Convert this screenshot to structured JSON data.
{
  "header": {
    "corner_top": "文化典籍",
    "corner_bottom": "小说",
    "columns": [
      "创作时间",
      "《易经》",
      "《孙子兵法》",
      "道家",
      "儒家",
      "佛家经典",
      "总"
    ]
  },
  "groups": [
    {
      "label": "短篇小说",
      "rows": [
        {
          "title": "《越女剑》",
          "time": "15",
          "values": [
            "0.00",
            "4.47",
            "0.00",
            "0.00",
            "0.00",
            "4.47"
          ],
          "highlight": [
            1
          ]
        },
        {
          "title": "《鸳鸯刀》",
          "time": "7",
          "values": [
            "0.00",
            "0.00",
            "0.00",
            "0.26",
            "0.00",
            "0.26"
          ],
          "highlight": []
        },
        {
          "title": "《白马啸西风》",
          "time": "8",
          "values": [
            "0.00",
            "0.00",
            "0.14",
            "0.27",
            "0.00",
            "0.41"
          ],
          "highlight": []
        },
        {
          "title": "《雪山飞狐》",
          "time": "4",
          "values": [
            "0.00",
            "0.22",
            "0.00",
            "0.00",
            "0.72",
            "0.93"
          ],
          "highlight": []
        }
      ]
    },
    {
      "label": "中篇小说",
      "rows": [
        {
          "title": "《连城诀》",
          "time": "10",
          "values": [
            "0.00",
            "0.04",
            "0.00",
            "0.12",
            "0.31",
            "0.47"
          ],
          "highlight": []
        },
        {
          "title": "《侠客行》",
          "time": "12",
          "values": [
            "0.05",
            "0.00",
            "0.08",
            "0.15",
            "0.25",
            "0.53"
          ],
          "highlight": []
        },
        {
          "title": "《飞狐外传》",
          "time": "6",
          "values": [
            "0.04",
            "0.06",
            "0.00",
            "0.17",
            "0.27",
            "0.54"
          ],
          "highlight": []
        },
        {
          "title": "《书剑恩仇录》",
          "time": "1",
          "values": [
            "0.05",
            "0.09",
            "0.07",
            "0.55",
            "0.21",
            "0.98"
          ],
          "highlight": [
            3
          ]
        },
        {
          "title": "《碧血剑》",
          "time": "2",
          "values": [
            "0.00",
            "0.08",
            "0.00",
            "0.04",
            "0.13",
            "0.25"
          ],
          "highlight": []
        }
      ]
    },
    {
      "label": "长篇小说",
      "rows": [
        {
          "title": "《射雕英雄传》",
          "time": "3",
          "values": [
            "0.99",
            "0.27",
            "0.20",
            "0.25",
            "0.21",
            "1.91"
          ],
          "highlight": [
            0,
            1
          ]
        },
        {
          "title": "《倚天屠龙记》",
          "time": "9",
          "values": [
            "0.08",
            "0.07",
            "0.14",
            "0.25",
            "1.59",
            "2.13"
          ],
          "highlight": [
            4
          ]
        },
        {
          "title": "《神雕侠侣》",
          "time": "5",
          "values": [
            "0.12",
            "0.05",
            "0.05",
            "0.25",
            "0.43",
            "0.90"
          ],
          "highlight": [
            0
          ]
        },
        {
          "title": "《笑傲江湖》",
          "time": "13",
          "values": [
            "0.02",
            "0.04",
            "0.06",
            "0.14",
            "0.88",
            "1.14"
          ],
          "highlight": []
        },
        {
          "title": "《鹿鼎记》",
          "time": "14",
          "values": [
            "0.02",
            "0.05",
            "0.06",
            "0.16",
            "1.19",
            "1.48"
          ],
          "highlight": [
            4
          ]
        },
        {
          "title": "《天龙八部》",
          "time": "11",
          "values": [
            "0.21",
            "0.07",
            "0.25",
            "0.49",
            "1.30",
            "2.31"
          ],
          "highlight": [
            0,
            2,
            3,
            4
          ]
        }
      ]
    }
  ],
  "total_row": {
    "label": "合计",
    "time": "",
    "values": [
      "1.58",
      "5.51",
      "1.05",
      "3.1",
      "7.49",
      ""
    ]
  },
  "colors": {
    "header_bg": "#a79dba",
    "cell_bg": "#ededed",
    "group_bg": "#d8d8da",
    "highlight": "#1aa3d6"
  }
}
———
Retype the material above, line by line, exactly.

• _Full output_:
Convert this screenshot to structured JSON data.
{
  "header": {
    "corner_top": "文化典籍",
    "corner_bottom": "小说",
    "columns": [
      "创作时间",
      "《易经》",
      "《孙子兵法》",
      "道家",
      "儒家",
      "佛家经典",
      "总"
    ]
  },
  "groups": [
    {
      "label": "短篇小说",
      "rows": [
        {
          "title": "《越女剑》",
          "time": "15",
          "values": [
            "0.00",
            "4.47",
            "0.00",
            "0.00",
            "0.00",
            "4.47"
          ],
          "highlight": [
            1
          ]
        },
        {
          "title": "《鸳鸯刀》",
          "time": "7",
          "values": [
            "0.00",
            "0.00",
            "0.00",
            "0.26",
            "0.00",
            "0.26"
          ],
          "highlight": []
        },
        {
          "title": "《白马啸西风》",
          "time": "8",
          "values": [
            "0.00",
            "0.00",
            "0.14",
            "0.27",
            "0.00",
            "0.41"
          ],
          "highlight": []
        },
        {
          "title": "《雪山飞狐》",
          "time": "4",
          "values": [
            "0.00",
            "0.22",
            "0.00",
            "0.00",
            "0.72",
            "0.93"
          ],
          "highlight": []
        }
      ]
    },
    {
      "label": "中篇小说",
      "rows": [
        {
          "title": "《连城诀》",
          "time": "10",
          "values": [
            "0.00",
            "0.04",
            "0.00",
            "0.12",
            "0.31",
            "0.47"
          ],
          "highlight": []
        },
        {
          "title": "《侠客行》",
          "time": "12",
          "values": [
            "0.05",
            "0.00",
            "0.08",
            "0.15",
            "0.25",
            "0.53"
          ],
          "highlight": []
        },
        {
          "title": "《飞狐外传》",
          "time": "6",
          "values": [
            "0.04",
            "0.06",
            "0.00",
            "0.17",
            "0.27",
            "0.54"
          ],
          "highlight": []
        },
        {
          "title": "《书剑恩仇录》",
          "time": "1",
          "values": [
            "0.05",
            "0.09",
            "0.07",
            "0.55",
            "0.21",
            "0.98"
          ],
          "highlight": [
            3
          ]
        },
        {
          "title": "《碧血剑》",
          "time": "2",
          "values": [
            "0.00",
            "0.08",
            "0.00",
            "0.04",
            "0.13",
            "0.25"
          ],
          "highlight": []
        }
      ]
    },
    {
      "label": "长篇小说",
      "rows": [
        {
          "title": "《射雕英雄传》",
          "time": "3",
          "values": [
            "0.99",
            "0.27",
            "0.20",
            "0.25",
            "0.21",
            "1.91"
          ],
          "highlight": [
            0,
            1
          ]
        },
        {
          "title": "《倚天屠龙记》",
          "time": "9",
          "values": [
            "0.08",
            "0.07",
            "0.14",
            "0.25",
            "1.59",
            "2.13"
          ],
          "highlight": [
            4
          ]
        },
        {
          "title": "《神雕侠侣》",
          "time": "5",
          "values": [
            "0.12",
            "0.05",
            "0.05",
            "0.25",
            "0.43",
            "0.90"
          ],
          "highlight": [
            0
          ]
        },
        {
          "title": "《笑傲江湖》",
          "time": "13",
          "values": [
            "0.02",
            "0.04",
            "0.06",
            "0.14",
            "0.88",
            "1.14"
          ],
          "highlight": []
        },
        {
          "title": "《鹿鼎记》",
          "time": "14",
          "values": [
            "0.02",
            "0.05",
            "0.06",
            "0.16",
            "1.19",
            "1.48"
          ],
          "highlight": [
            4
          ]
        },
        {
          "title": "《天龙八部》",
          "time": "11",
          "values": [
            "0.21",
            "0.07",
            "0.25",
            "0.49",
            "1.30",
            "2.31"
          ],
          "highlight": [
            0,
            2,
            3,
            4
          ]
        }
      ]
    }
  ],
  "total_row": {
    "label": "合计",
    "time": "",
    "values": [
      "1.58",
      "5.51",
      "1.05",
      "3.1",
      "7.49",
      ""
    ]
  },
  "colors": {
    "header_bg": "#a79dba",
    "cell_bg": "#ededed",
    "group_bg": "#d8d8da",
    "highlight": "#1aa3d6"
  }
}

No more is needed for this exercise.